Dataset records
^^^^^^^^

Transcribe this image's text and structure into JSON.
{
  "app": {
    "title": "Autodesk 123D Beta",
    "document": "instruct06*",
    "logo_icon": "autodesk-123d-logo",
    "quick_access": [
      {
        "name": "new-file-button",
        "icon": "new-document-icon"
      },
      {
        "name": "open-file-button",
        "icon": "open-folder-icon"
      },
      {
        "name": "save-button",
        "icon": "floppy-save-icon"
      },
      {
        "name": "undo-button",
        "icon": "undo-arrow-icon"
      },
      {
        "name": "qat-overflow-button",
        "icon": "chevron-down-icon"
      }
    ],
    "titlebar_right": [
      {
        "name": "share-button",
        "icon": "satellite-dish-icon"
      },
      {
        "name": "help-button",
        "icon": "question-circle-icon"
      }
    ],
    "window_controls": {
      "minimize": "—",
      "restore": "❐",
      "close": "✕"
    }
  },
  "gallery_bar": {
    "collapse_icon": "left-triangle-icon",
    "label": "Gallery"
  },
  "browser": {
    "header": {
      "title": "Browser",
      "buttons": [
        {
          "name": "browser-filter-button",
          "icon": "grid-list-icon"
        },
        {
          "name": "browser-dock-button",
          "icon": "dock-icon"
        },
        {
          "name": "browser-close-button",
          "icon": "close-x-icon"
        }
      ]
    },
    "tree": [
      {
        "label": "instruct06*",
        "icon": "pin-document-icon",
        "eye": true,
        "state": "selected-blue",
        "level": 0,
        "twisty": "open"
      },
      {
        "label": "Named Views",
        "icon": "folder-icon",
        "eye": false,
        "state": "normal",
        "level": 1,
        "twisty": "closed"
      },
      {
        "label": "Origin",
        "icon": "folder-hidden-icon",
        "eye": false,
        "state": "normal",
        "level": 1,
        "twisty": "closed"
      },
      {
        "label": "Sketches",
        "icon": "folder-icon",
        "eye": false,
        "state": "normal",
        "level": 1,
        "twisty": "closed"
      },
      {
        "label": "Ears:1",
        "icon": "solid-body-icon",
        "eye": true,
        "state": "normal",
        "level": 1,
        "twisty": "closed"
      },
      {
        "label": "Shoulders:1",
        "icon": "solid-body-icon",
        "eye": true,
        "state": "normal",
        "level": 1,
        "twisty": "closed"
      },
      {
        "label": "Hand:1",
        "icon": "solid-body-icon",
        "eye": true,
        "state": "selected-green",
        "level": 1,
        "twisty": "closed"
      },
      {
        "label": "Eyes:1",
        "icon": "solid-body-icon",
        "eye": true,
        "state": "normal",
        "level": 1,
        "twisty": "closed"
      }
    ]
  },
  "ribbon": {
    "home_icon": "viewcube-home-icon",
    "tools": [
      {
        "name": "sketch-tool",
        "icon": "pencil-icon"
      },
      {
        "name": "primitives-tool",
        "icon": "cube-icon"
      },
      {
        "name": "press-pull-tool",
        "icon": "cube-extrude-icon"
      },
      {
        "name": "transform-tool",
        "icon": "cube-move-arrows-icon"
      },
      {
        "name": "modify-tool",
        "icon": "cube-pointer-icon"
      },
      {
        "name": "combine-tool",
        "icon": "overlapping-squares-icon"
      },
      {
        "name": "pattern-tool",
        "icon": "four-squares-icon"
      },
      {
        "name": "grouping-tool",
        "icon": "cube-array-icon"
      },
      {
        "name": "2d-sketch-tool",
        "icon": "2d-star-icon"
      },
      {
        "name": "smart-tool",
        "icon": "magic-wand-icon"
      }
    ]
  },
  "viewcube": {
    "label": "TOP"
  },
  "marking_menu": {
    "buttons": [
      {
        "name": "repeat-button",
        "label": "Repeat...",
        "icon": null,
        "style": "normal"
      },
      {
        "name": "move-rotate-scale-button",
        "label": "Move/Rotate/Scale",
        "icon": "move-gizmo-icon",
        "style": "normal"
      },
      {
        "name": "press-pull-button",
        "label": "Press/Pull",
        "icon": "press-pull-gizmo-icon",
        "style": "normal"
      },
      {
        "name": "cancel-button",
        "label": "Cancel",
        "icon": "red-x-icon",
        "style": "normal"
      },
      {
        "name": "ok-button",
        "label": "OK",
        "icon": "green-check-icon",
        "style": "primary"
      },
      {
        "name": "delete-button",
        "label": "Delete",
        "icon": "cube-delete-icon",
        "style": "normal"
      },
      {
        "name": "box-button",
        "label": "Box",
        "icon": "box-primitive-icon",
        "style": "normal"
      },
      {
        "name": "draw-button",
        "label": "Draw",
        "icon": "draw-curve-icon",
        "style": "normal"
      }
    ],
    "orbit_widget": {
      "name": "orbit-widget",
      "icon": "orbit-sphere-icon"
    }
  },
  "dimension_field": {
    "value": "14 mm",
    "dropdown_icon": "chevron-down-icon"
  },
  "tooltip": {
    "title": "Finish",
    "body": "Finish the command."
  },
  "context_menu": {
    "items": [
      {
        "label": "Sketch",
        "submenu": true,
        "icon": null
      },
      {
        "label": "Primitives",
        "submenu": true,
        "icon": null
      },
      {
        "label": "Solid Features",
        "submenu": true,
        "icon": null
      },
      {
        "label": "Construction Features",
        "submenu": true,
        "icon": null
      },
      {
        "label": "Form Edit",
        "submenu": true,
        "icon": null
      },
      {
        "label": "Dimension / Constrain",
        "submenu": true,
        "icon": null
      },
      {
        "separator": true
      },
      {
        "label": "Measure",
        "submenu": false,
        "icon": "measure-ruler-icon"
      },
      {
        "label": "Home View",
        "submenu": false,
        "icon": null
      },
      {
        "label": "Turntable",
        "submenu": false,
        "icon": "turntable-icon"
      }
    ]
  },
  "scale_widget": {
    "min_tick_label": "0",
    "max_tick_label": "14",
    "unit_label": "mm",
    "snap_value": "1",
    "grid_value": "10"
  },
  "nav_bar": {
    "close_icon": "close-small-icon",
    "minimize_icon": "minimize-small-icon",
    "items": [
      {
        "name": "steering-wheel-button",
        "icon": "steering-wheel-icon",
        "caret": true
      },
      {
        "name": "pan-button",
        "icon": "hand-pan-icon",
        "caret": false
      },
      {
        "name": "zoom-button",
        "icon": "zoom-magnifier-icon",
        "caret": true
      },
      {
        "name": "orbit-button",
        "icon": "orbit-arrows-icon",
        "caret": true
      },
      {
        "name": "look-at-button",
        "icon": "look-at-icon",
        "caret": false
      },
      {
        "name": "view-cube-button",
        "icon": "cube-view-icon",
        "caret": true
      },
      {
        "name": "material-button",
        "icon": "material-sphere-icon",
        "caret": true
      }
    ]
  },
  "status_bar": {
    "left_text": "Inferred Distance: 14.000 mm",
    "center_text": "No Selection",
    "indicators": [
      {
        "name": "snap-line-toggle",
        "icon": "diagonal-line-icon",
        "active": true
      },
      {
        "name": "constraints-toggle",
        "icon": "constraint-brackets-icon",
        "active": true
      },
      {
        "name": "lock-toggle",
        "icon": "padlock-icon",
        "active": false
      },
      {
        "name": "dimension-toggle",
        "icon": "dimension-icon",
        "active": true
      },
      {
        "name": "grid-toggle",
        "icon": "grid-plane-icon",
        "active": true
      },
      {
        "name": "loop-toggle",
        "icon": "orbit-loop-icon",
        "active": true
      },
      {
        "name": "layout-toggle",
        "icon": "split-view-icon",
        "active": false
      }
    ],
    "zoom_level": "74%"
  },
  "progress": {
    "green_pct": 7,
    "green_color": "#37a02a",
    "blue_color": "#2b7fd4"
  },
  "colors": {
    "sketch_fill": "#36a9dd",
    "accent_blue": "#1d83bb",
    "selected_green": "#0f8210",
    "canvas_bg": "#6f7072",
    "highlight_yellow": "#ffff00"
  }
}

^^^^^^^^

PROBLEM TO WORK ON >> Transcribe the data above in full, exactly.

RESPONSE TO THE TASK >>
Transcribe this image's text and structure into JSON.
{
  "app": {
    "title": "Autodesk 123D Beta",
    "document": "instruct06*",
    "logo_icon": "autodesk-123d-logo",
    "quick_access": [
      {
        "name": "new-file-button",
        "icon": "new-document-icon"
      },
      {
        "name": "open-file-button",
        "icon": "open-folder-icon"
      },
      {
        "name": "save-button",
        "icon": "floppy-save-icon"
      },
      {
        "name": "undo-button",
        "icon": "undo-arrow-icon"
      },
      {
        "name": "qat-overflow-button",
        "icon": "chevron-down-icon"
      }
    ],
    "titlebar_right": [
      {
        "name": "share-button",
        "icon": "satellite-dish-icon"
      },
      {
        "name": "help-button",
        "icon": "question-circle-icon"
      }
    ],
    "window_controls": {
      "minimize": "—",
      "restore": "❐",
      "close": "✕"
    }
  },
  "gallery_bar": {
    "collapse_icon": "left-triangle-icon",
    "label": "Gallery"
  },
  "browser": {
    "header": {
      "title": "Browser",
      "buttons": [
        {
          "name": "browser-filter-button",
          "icon": "grid-list-icon"
        },
        {
          "name": "browser-dock-button",
          "icon": "dock-icon"
        },
        {
          "name": "browser-close-button",
          "icon": "close-x-icon"
        }
      ]
    },
    "tree": [
      {
        "label": "instruct06*",
        "icon": "pin-document-icon",
        "eye": true,
        "state": "selected-blue",
        "level": 0,
        "twisty": "open"
      },
      {
        "label": "Named Views",
        "icon": "folder-icon",
        "eye": false,
        "state": "normal",
        "level": 1,
        "twisty": "closed"
      },
      {
        "label": "Origin",
        "icon": "folder-hidden-icon",
        "eye": false,
        "state": "normal",
        "level": 1,
        "twisty": "closed"
      },
      {
        "label": "Sketches",
        "icon": "folder-icon",
        "eye": false,
        "state": "normal",
        "level": 1,
        "twisty": "closed"
      },
      {
        "label": "Ears:1",
        "icon": "solid-body-icon",
        "eye": true,
        "state": "normal",
        "level": 1,
        "twisty": "closed"
      },
      {
        "label": "Shoulders:1",
        "icon": "solid-body-icon",
        "eye": true,
        "state": "normal",
        "level": 1,
        "twisty": "closed"
      },
      {
        "label": "Hand:1",
        "icon": "solid-body-icon",
        "eye": true,
        "state": "selected-green",
        "level": 1,
        "twisty": "closed"
      },
      {
        "label": "Eyes:1",
        "icon": "solid-body-icon",
        "eye": true,
        "state": "normal",
        "level": 1,
        "twisty": "closed"
      }
    ]
  },
  "ribbon": {
    "home_icon": "viewcube-home-icon",
    "tools": [
      {
        "name": "sketch-tool",
        "icon": "pencil-icon"
      },
      {
        "name": "primitives-tool",
        "icon": "cube-icon"
      },
      {
        "name": "press-pull-tool",
        "icon": "cube-extrude-icon"
      },
      {
        "name": "transform-tool",
        "icon": "cube-move-arrows-icon"
      },
      {
        "name": "modify-tool",
        "icon": "cube-pointer-icon"
      },
      {
        "name": "combine-tool",
        "icon": "overlapping-squares-icon"
      },
      {
        "name": "pattern-tool",
        "icon": "four-squares-icon"
      },
      {
        "name": "grouping-tool",
        "icon": "cube-array-icon"
      },
      {
        "name": "2d-sketch-tool",
        "icon": "2d-star-icon"
      },
      {
        "name": "smart-tool",
        "icon": "magic-wand-icon"
      }
    ]
  },
  "viewcube": {
    "label": "TOP"
  },
  "marking_menu": {
    "buttons": [
      {
        "name": "repeat-button",
        "label": "Repeat...",
        "icon": null,
        "style": "normal"
      },
      {
        "name": "move-rotate-scale-button",
        "label": "Move/Rotate/Scale",
        "icon": "move-gizmo-icon",
        "style": "normal"
      },
      {
        "name": "press-pull-button",
        "label": "Press/Pull",
        "icon": "press-pull-gizmo-icon",
        "style": "normal"
      },
      {
        "name": "cancel-button",
        "label": "Cancel",
        "icon": "red-x-icon",
        "style": "normal"
      },
      {
        "name": "ok-button",
        "label": "OK",
        "icon": "green-check-icon",
        "style": "primary"
      },
      {
        "name": "delete-button",
        "label": "Delete",
        "icon": "cube-delete-icon",
        "style": "normal"
      },
      {
        "name": "box-button",
        "label": "Box",
        "icon": "box-primitive-icon",
        "style": "normal"
      },
      {
        "name": "draw-button",
        "label": "Draw",
        "icon": "draw-curve-icon",
        "style": "normal"
      }
    ],
    "orbit_widget": {
      "name": "orbit-widget",
      "icon": "orbit-sphere-icon"
    }
  },
  "dimension_field": {
    "value": "14 mm",
    "dropdown_icon": "chevron-down-icon"
  },
  "tooltip": {
    "title": "Finish",
    "body": "Finish the command."
  },
  "context_menu": {
    "items": [
      {
        "label": "Sketch",
        "submenu": true,
        "icon": null
      },
      {
        "label": "Primitives",
        "submenu": true,
        "icon": null
      },
      {
        "label": "Solid Features",
        "submenu": true,
        "icon": null
      },
      {
        "label": "Construction Features",
        "submenu": true,
        "icon": null
      },
      {
        "label": "Form Edit",
        "submenu": true,
        "icon": null
      },
      {
        "label": "Dimension / Constrain",
        "submenu": true,
        "icon": null
      },
      {
        "separator": true
      },
      {
        "label": "Measure",
        "submenu": false,
        "icon": "measure-ruler-icon"
      },
      {
        "label": "Home View",
        "submenu": false,
        "icon": null
      },
      {
        "label": "Turntable",
        "submenu": false,
        "icon": "turntable-icon"
      }
    ]
  },
  "scale_widget": {
    "min_tick_label": "0",
    "max_tick_label": "14",
    "unit_label": "mm",
    "snap_value": "1",
    "grid_value": "10"
  },
  "nav_bar": {
    "close_icon": "close-small-icon",
    "minimize_icon": "minimize-small-icon",
    "items": [
      {
        "name": "steering-wheel-button",
        "icon": "steering-wheel-icon",
        "caret": true
      },
      {
        "name": "pan-button",
        "icon": "hand-pan-icon",
        "caret": false
      },
      {
        "name": "zoom-button",
        "icon": "zoom-magnifier-icon",
        "caret": true
      },
      {
        "name": "orbit-button",
        "icon": "orbit-arrows-icon",
        "caret": true
      },
      {
        "name": "look-at-button",
        "icon": "look-at-icon",
        "caret": false
      },
      {
        "name": "view-cube-button",
        "icon": "cube-view-icon",
        "caret": true
      },
      {
        "name": "material-button",
        "icon": "material-sphere-icon",
        "caret": true
      }
    ]
  },
  "status_bar": {
    "left_text": "Inferred Distance: 14.000 mm",
    "center_text": "No Selection",
    "indicators": [
      {
        "name": "snap-line-toggle",
        "icon": "diagonal-line-icon",
        "active": true
      },
      {
        "name": "constraints-toggle",
        "icon": "constraint-brackets-icon",
        "active": true
      },
      {
        "name": "lock-toggle",
        "icon": "padlock-icon",
        "active": false
      },
      {
        "name": "dimension-toggle",
        "icon": "dimension-icon",
        "active": true
      },
      {
        "name": "grid-toggle",
        "icon": "grid-plane-icon",
        "active": true
      },
      {
        "name": "loop-toggle",
        "icon": "orbit-loop-icon",
        "active": true
      },
      {
        "name": "layout-toggle",
        "icon": "split-view-icon",
        "active": false
      }
    ],
    "zoom_level": "74%"
  },
  "progress": {
    "green_pct": 7,
    "green_color": "#37a02a",
    "blue_color": "#2b7fd4"
  },
  "colors": {
    "sketch_fill": "#36a9dd",
    "accent_blue": "#1d83bb",
    "selected_green": "#0f8210",
    "canvas_bg": "#6f7072",
    "highlight_yellow": "#ffff00"
  }
}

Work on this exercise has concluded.